# PROBLEM:
Filter the entries, keeping every line with the word "David".

# STORED ROWS:
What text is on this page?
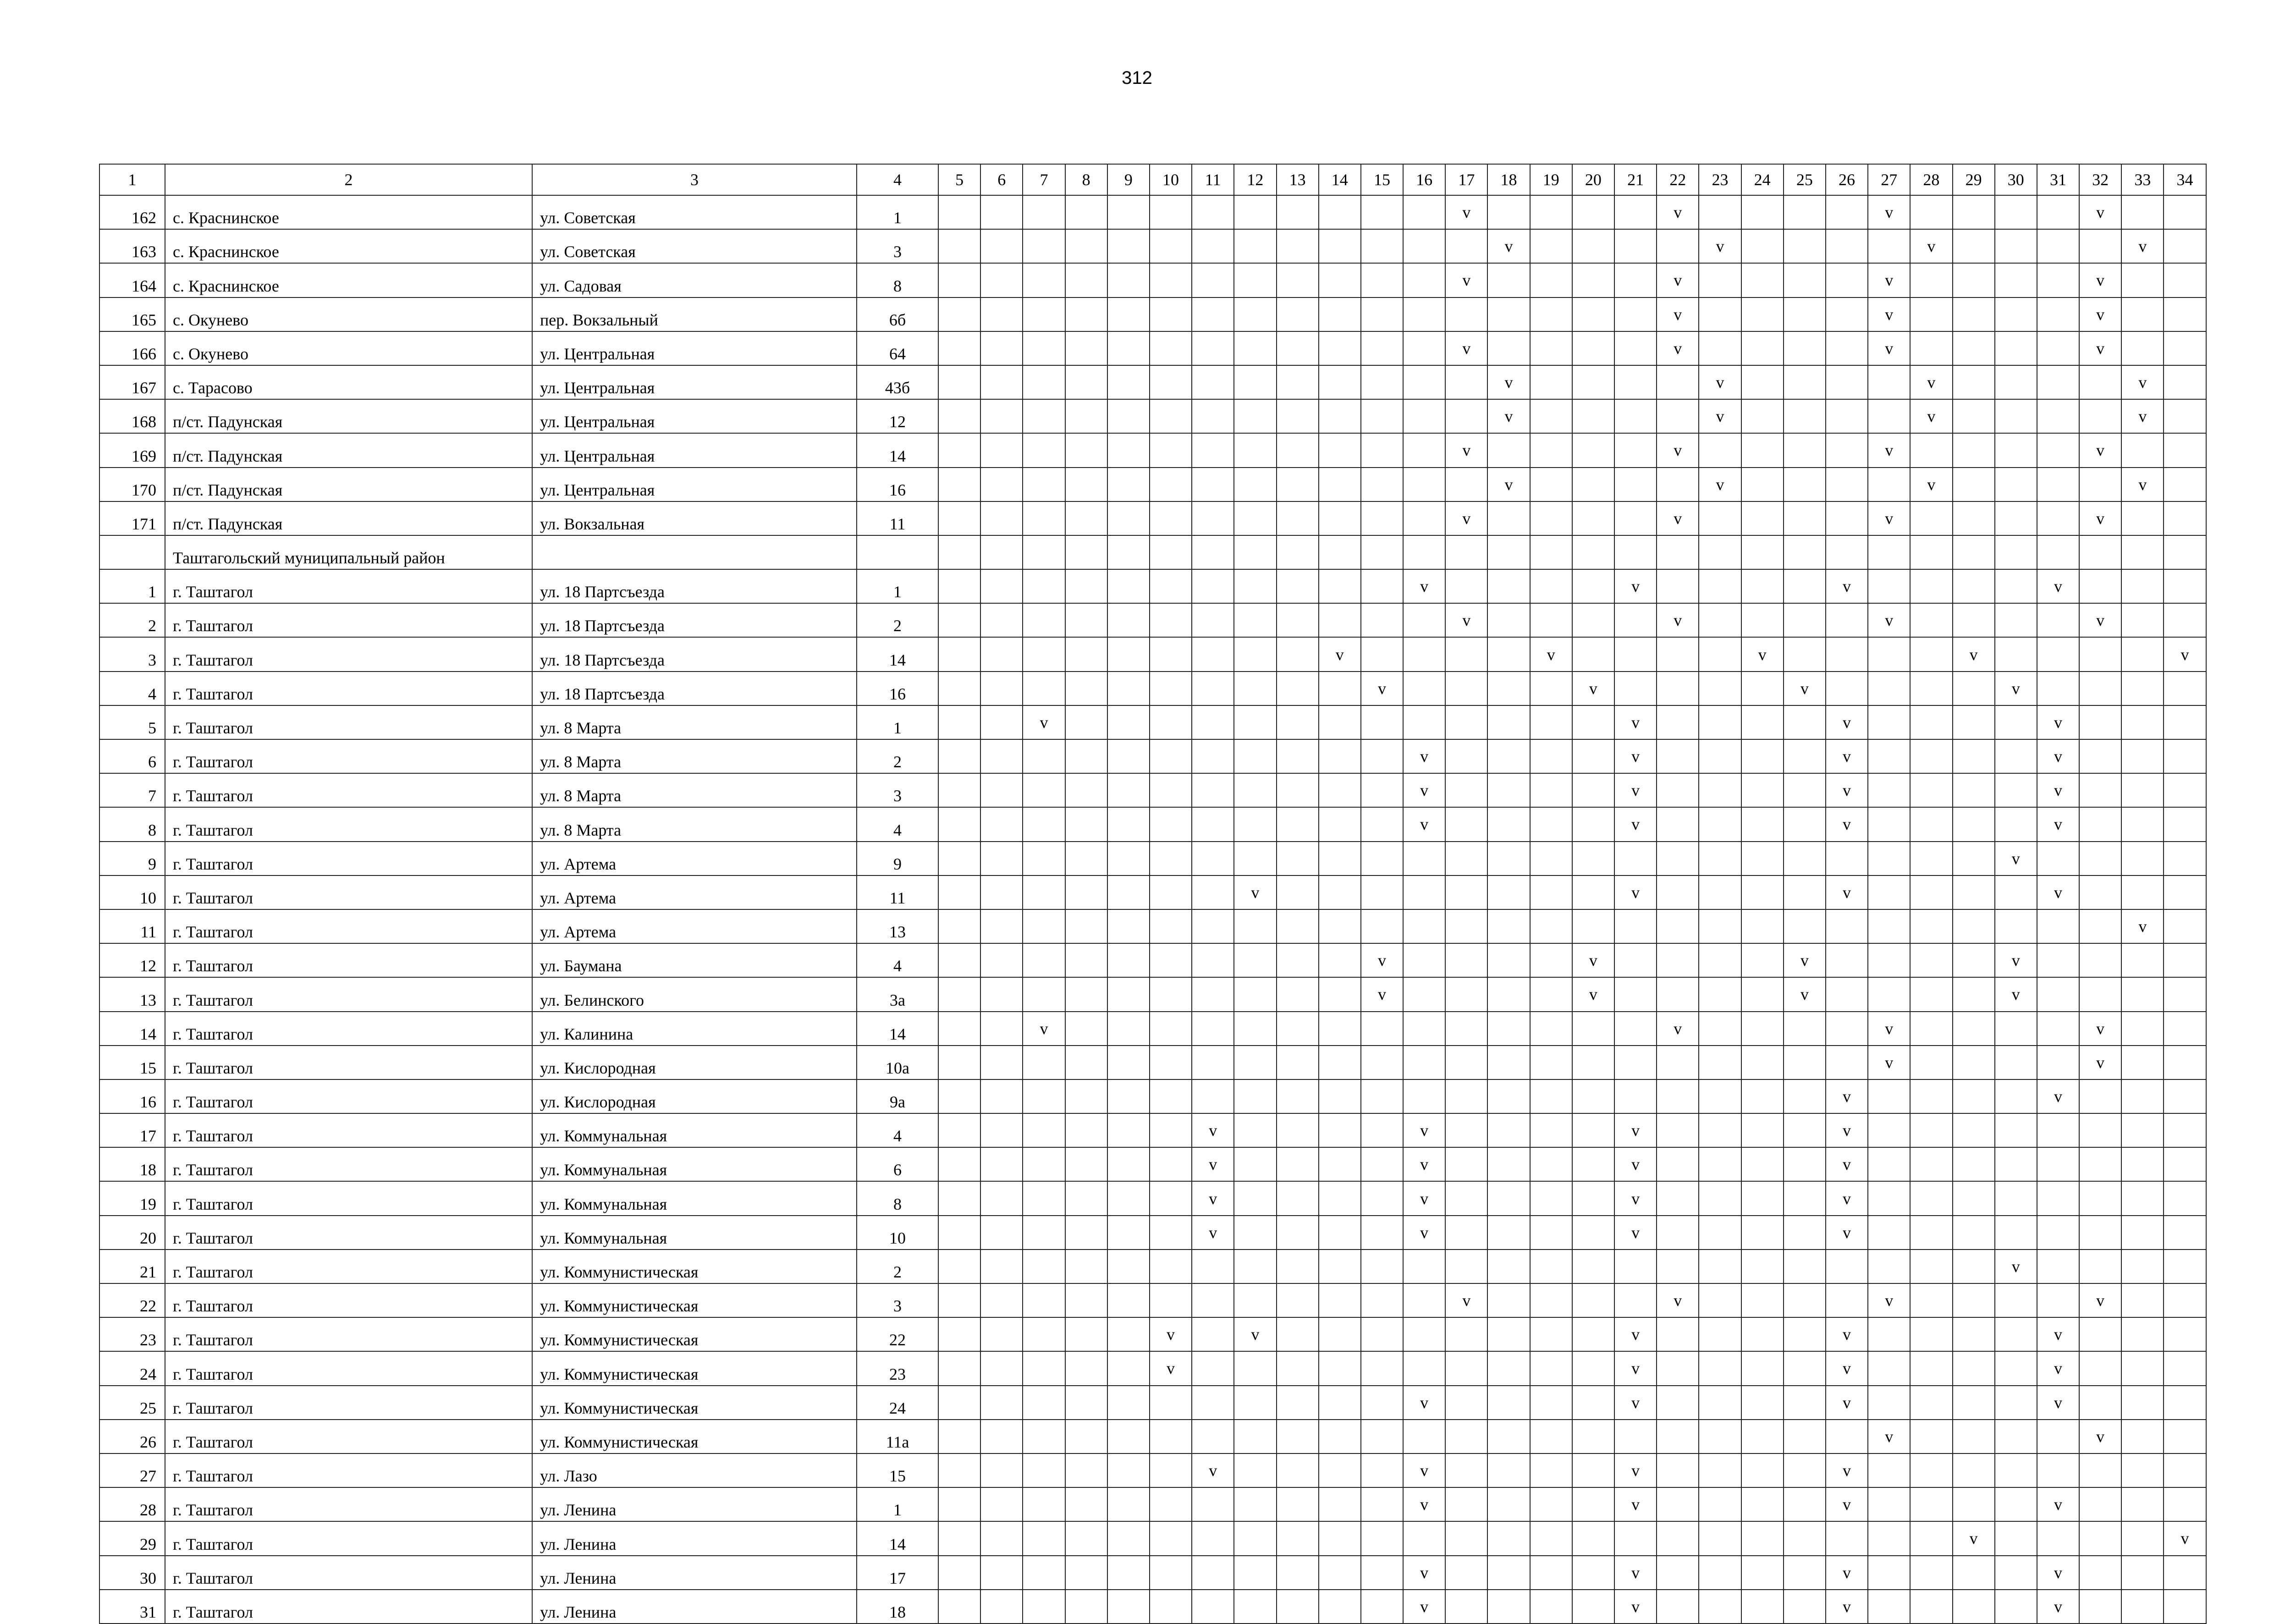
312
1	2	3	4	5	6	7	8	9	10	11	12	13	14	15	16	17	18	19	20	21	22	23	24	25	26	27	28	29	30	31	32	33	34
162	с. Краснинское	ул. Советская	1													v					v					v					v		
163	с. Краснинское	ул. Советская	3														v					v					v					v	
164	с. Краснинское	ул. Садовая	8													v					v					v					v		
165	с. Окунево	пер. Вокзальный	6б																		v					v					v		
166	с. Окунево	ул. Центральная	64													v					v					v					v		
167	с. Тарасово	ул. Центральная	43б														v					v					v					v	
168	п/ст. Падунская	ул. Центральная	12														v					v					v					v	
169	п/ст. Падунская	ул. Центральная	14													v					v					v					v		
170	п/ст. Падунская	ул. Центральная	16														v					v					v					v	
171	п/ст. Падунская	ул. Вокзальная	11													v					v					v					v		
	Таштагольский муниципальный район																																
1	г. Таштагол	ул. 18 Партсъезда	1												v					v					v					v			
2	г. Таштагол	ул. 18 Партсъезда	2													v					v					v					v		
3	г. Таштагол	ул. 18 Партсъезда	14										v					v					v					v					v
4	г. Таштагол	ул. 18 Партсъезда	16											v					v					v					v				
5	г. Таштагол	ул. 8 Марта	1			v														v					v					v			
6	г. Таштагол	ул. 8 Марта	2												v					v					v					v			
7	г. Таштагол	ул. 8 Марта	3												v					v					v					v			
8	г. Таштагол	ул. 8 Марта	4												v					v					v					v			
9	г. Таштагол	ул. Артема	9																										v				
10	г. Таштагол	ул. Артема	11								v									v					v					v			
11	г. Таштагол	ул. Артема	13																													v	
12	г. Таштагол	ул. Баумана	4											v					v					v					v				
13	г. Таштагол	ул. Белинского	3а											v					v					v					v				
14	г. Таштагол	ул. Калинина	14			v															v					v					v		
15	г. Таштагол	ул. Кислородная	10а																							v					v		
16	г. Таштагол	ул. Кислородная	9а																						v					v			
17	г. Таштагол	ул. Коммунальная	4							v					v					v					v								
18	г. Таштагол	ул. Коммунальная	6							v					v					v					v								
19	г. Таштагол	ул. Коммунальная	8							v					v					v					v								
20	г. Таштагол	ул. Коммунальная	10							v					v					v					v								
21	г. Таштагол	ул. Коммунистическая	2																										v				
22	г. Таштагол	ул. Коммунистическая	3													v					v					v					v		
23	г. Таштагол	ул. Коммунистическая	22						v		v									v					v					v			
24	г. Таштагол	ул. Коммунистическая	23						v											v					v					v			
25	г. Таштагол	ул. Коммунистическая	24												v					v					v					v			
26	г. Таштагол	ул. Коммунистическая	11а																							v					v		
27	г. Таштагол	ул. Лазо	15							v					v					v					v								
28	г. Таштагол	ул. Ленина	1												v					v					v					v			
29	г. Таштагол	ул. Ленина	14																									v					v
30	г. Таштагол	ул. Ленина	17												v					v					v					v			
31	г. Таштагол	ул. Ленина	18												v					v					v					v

* * *

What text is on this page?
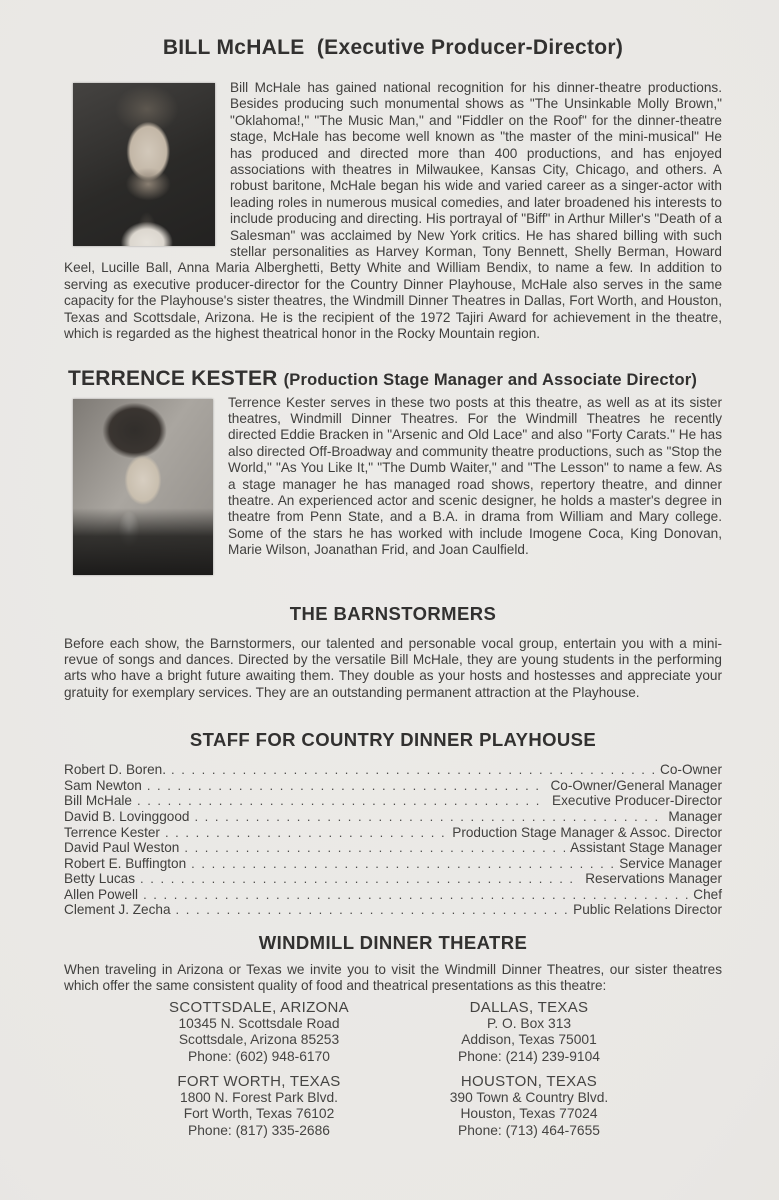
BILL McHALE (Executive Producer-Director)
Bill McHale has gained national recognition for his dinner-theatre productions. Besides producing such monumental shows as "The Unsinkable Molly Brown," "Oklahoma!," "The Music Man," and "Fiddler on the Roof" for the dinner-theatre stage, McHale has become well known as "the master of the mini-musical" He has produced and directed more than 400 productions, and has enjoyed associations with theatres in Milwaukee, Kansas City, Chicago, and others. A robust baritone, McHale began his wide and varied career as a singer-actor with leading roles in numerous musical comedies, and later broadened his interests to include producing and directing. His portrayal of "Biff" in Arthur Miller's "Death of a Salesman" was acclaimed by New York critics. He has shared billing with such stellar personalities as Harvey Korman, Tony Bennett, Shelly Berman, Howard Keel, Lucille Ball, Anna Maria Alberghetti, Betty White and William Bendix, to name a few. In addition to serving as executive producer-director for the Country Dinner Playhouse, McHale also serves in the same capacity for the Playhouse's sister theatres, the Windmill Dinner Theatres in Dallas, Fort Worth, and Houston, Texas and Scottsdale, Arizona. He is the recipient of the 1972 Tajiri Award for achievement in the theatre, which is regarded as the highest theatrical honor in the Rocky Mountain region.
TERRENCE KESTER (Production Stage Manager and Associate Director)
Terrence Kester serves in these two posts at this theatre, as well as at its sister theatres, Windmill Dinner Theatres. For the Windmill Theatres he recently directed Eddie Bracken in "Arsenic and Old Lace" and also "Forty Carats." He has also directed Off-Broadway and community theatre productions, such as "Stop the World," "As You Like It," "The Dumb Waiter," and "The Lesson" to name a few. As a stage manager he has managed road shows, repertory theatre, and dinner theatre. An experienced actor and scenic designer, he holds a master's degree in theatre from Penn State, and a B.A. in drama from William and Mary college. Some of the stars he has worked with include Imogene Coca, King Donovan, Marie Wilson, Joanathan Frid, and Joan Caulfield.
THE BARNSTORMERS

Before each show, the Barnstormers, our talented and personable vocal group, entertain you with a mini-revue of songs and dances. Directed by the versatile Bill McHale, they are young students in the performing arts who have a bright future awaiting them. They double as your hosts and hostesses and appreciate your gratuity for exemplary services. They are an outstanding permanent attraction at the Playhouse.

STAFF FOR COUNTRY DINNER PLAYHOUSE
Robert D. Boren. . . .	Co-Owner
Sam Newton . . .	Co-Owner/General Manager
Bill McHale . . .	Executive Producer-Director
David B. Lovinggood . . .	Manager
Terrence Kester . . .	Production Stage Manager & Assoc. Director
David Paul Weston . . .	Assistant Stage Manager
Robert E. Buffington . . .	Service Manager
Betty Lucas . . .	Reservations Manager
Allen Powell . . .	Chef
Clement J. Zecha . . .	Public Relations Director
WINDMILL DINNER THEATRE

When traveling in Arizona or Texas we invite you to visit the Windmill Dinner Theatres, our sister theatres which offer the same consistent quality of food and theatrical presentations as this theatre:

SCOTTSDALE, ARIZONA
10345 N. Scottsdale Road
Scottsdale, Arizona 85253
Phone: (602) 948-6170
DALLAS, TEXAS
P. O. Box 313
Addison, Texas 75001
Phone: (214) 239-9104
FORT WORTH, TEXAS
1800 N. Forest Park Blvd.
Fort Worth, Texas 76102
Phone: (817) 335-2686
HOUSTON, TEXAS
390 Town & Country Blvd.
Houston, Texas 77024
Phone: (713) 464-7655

# RESULT FOR THIS TASK:
David B. Lovinggood . . .	Manager
David Paul Weston . . .	Assistant Stage Manager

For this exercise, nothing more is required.